* _EXERCISE DETAILS_:
Write the data out again exactly, with no pictures.

* _RECORD EXTRACTS_:

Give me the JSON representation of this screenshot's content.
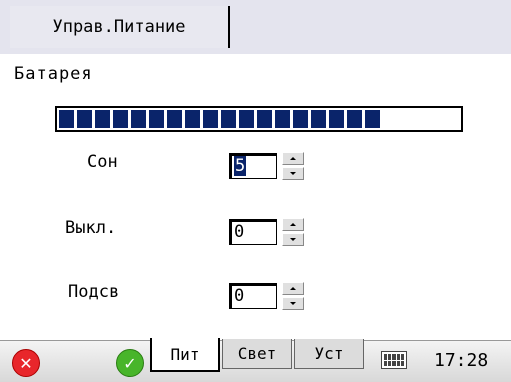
{
  "window": {
    "title": "Управ.Питание"
  },
  "battery": {
    "label": "Батарея",
    "level_percent": 90,
    "segments_filled": 18,
    "segments_total": 20
  },
  "settings": [
    {
      "label": "Сон",
      "value": "5",
      "selected": true
    },
    {
      "label": "Выкл.",
      "value": "0",
      "selected": false
    },
    {
      "label": "Подсв",
      "value": "0",
      "selected": false
    }
  ],
  "taskbar": {
    "tabs": [
      {
        "label": "Пит",
        "active": true
      },
      {
        "label": "Свет",
        "active": false
      },
      {
        "label": "Уст",
        "active": false
      }
    ],
    "clock": "17:28",
    "colors": {
      "close": "#e8262b",
      "ok": "#48b52a",
      "selection": "#0a246a"
    }
  }
}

* _SOLUTION_:
Give me the JSON representation of this screenshot's content.
{
  "window": {
    "title": "Управ.Питание"
  },
  "battery": {
    "label": "Батарея",
    "level_percent": 90,
    "segments_filled": 18,
    "segments_total": 20
  },
  "settings": [
    {
      "label": "Сон",
      "value": "5",
      "selected": true
    },
    {
      "label": "Выкл.",
      "value": "0",
      "selected": false
    },
    {
      "label": "Подсв",
      "value": "0",
      "selected": false
    }
  ],
  "taskbar": {
    "tabs": [
      {
        "label": "Пит",
        "active": true
      },
      {
        "label": "Свет",
        "active": false
      },
      {
        "label": "Уст",
        "active": false
      }
    ],
    "clock": "17:28",
    "colors": {
      "close": "#e8262b",
      "ok": "#48b52a",
      "selection": "#0a246a"
    }
  }
}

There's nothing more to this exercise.